§ SET PROBLEM: Can you copy, unchanged, the stretch of lines in the entries below from the line containing "column-header[interactable]: Size —" through the line containing "name-column-header[interactable]: Name —", both included?

# # # # # # #

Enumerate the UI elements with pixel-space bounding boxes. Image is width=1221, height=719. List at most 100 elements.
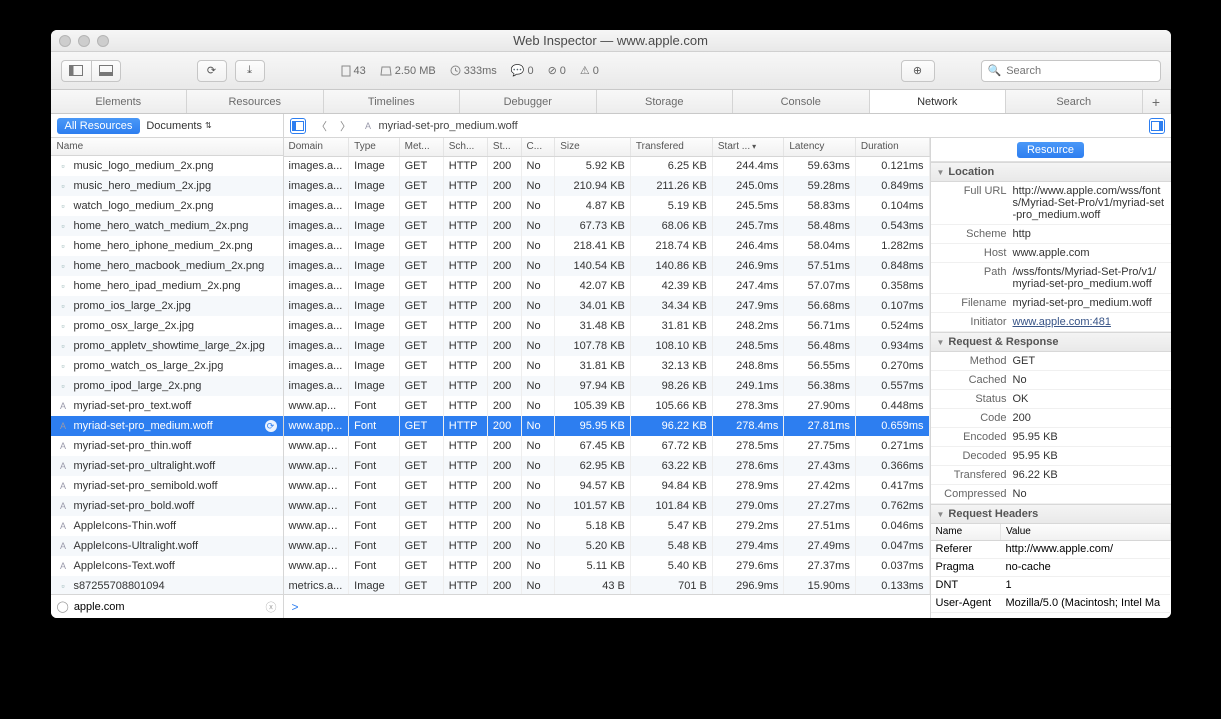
column-header[interactable]: Size — [555, 138, 631, 156]
list-item[interactable]: AAppleIcons-Thin.woff — [51, 516, 283, 536]
download-button[interactable]: ⤓ — [235, 60, 265, 82]
inspect-element-button[interactable]: ⊕ — [901, 60, 935, 82]
toggle-left-sidebar-button[interactable] — [290, 118, 306, 134]
forward-button[interactable]: 〉 — [338, 118, 354, 134]
request-headers-section-header[interactable]: Request Headers — [931, 504, 1171, 524]
list-item[interactable]: Amyriad-set-pro_ultralight.woff — [51, 456, 283, 476]
name-column-header[interactable]: Name — [51, 138, 283, 156]
list-item[interactable]: ▫watch_logo_medium_2x.png — [51, 196, 283, 216]
toolbar-search[interactable]: 🔍 — [981, 60, 1161, 82]
image-icon: ▫ — [57, 580, 70, 593]
list-item[interactable]: ▫promo_osx_large_2x.jpg — [51, 316, 283, 336]
file-list[interactable]: ▫music_logo_medium_2x.png▫music_hero_med… — [51, 156, 283, 594]
column-header[interactable]: Type — [349, 138, 399, 156]
filter-input[interactable] — [74, 601, 261, 613]
list-item[interactable]: ▫music_logo_medium_2x.png — [51, 156, 283, 176]
tab-debugger[interactable]: Debugger — [460, 90, 597, 113]
font-icon: A — [57, 540, 70, 553]
list-item[interactable]: ▫home_hero_ipad_medium_2x.png — [51, 276, 283, 296]
list-item[interactable]: Amyriad-set-pro_bold.woff — [51, 496, 283, 516]
table-row[interactable]: metrics.a...ImageGETHTTP200No43 B701 B29… — [284, 576, 930, 594]
column-header[interactable]: Sch... — [443, 138, 487, 156]
table-row[interactable]: images.a...ImageGETHTTP200No31.48 KB31.8… — [284, 316, 930, 336]
font-icon: A — [57, 480, 70, 493]
table-row[interactable]: images.a...ImageGETHTTP200No97.94 KB98.2… — [284, 376, 930, 396]
table-row[interactable]: www.app...FontGETHTTP200No95.95 KB96.22 … — [284, 416, 930, 436]
table-row[interactable]: images.a...ImageGETHTTP200No4.87 KB5.19 … — [284, 196, 930, 216]
header-col[interactable]: Name — [931, 524, 1001, 540]
tab-storage[interactable]: Storage — [597, 90, 734, 113]
tab-timelines[interactable]: Timelines — [324, 90, 461, 113]
font-icon: A — [57, 500, 70, 513]
table-row[interactable]: images.a...ImageGETHTTP200No67.73 KB68.0… — [284, 216, 930, 236]
location-section-header[interactable]: Location — [931, 162, 1171, 182]
close-icon[interactable] — [59, 35, 71, 47]
new-tab-button[interactable]: + — [1143, 90, 1171, 113]
initiator-link[interactable]: www.apple.com:481 — [1013, 316, 1111, 328]
column-header[interactable]: Transfered — [630, 138, 712, 156]
table-row[interactable]: images.a...ImageGETHTTP200No140.54 KB140… — [284, 256, 930, 276]
tab-elements[interactable]: Elements — [51, 90, 188, 113]
column-header[interactable]: Domain — [284, 138, 349, 156]
search-input[interactable] — [1006, 65, 1153, 77]
table-row[interactable]: www.apple...FontGETHTTP200No5.20 KB5.48 … — [284, 536, 930, 556]
list-item[interactable]: Amyriad-set-pro_medium.woff⟳ — [51, 416, 283, 436]
list-item[interactable]: ▫home_hero_macbook_medium_2x.png — [51, 256, 283, 276]
table-row[interactable]: images.a...ImageGETHTTP200No5.92 KB6.25 … — [284, 156, 930, 176]
reqresp-section-header[interactable]: Request & Response — [931, 332, 1171, 352]
table-row[interactable]: www.apple...FontGETHTTP200No5.11 KB5.40 … — [284, 556, 930, 576]
tab-console[interactable]: Console — [733, 90, 870, 113]
font-icon: A — [57, 400, 70, 413]
zoom-icon[interactable] — [97, 35, 109, 47]
tab-resources[interactable]: Resources — [187, 90, 324, 113]
list-item[interactable]: Amyriad-set-pro_text.woff — [51, 396, 283, 416]
list-item[interactable]: ▫music_hero_medium_2x.jpg — [51, 176, 283, 196]
table-row[interactable]: images.a...ImageGETHTTP200No34.01 KB34.3… — [284, 296, 930, 316]
column-header[interactable]: St... — [487, 138, 521, 156]
dock-side-button[interactable] — [61, 60, 91, 82]
column-header[interactable]: Met... — [399, 138, 443, 156]
breadcrumb[interactable]: A myriad-set-pro_medium.woff — [362, 119, 518, 132]
list-item[interactable]: AAppleIcons-Text.woff — [51, 556, 283, 576]
table-row[interactable]: www.apple...FontGETHTTP200No94.57 KB94.8… — [284, 476, 930, 496]
list-item[interactable]: ▫promo_ios_large_2x.jpg — [51, 296, 283, 316]
table-row[interactable]: images.a...ImageGETHTTP200No218.41 KB218… — [284, 236, 930, 256]
list-item[interactable]: ▫promo_watch_os_large_2x.jpg — [51, 356, 283, 376]
list-item[interactable]: ▫promo_appletv_showtime_large_2x.jpg — [51, 336, 283, 356]
dock-bottom-button[interactable] — [91, 60, 121, 82]
table-row[interactable]: www.apple...FontGETHTTP200No62.95 KB63.2… — [284, 456, 930, 476]
table-row[interactable]: images.a...ImageGETHTTP200No210.94 KB211… — [284, 176, 930, 196]
tab-network[interactable]: Network — [870, 90, 1007, 113]
table-row[interactable]: www.ap...FontGETHTTP200No105.39 KB105.66… — [284, 396, 930, 416]
table-row[interactable]: www.apple...FontGETHTTP200No101.57 KB101… — [284, 496, 930, 516]
clear-filter-button[interactable]: ⓧ — [266, 599, 277, 615]
table-row[interactable]: images.a...ImageGETHTTP200No31.81 KB32.1… — [284, 356, 930, 376]
column-header[interactable]: Latency — [784, 138, 855, 156]
list-item[interactable]: Amyriad-set-pro_thin.woff — [51, 436, 283, 456]
column-header[interactable]: C... — [521, 138, 555, 156]
resource-tab-pill[interactable]: Resource — [1017, 142, 1084, 158]
table-row[interactable]: www.apple...FontGETHTTP200No5.18 KB5.47 … — [284, 516, 930, 536]
toggle-right-sidebar-button[interactable] — [1149, 118, 1165, 134]
table-row[interactable]: images.a...ImageGETHTTP200No42.07 KB42.3… — [284, 276, 930, 296]
reload-button[interactable]: ⟳ — [197, 60, 227, 82]
list-item[interactable]: Amyriad-set-pro_semibold.woff — [51, 476, 283, 496]
network-grid[interactable]: DomainTypeMet...Sch...St...C...SizeTrans… — [284, 138, 930, 594]
scope-dropdown[interactable]: Documents ⇅ — [146, 120, 211, 132]
back-button[interactable]: 〈 — [314, 118, 330, 134]
list-item[interactable]: ▫s87255708801094 — [51, 576, 283, 594]
console-prompt[interactable]: > — [284, 594, 930, 618]
tab-search[interactable]: Search — [1006, 90, 1143, 113]
minimize-icon[interactable] — [78, 35, 90, 47]
full-url-label: Full URL — [937, 185, 1007, 221]
table-row[interactable]: www.apple...FontGETHTTP200No67.45 KB67.7… — [284, 436, 930, 456]
column-header[interactable]: Start ... — [712, 138, 783, 156]
list-item[interactable]: ▫home_hero_iphone_medium_2x.png — [51, 236, 283, 256]
resource-filter-pill[interactable]: All Resources — [57, 118, 141, 134]
list-item[interactable]: AAppleIcons-Ultralight.woff — [51, 536, 283, 556]
table-row[interactable]: images.a...ImageGETHTTP200No107.78 KB108… — [284, 336, 930, 356]
list-item[interactable]: ▫home_hero_watch_medium_2x.png — [51, 216, 283, 236]
header-col[interactable]: Value — [1001, 524, 1171, 540]
column-header[interactable]: Duration — [855, 138, 929, 156]
list-item[interactable]: ▫promo_ipod_large_2x.png — [51, 376, 283, 396]
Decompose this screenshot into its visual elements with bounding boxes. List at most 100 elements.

# # # # # # #

§ THE ANSWER:
column-header[interactable]: Size — [555, 138, 631, 156]
list-item[interactable]: AAppleIcons-Thin.woff — [51, 516, 283, 536]
download-button[interactable]: ⤓ — [235, 60, 265, 82]
inspect-element-button[interactable]: ⊕ — [901, 60, 935, 82]
toggle-left-sidebar-button[interactable] — [290, 118, 306, 134]
forward-button[interactable]: 〉 — [338, 118, 354, 134]
request-headers-section-header[interactable]: Request Headers — [931, 504, 1171, 524]
list-item[interactable]: Amyriad-set-pro_ultralight.woff — [51, 456, 283, 476]
name-column-header[interactable]: Name — [51, 138, 283, 156]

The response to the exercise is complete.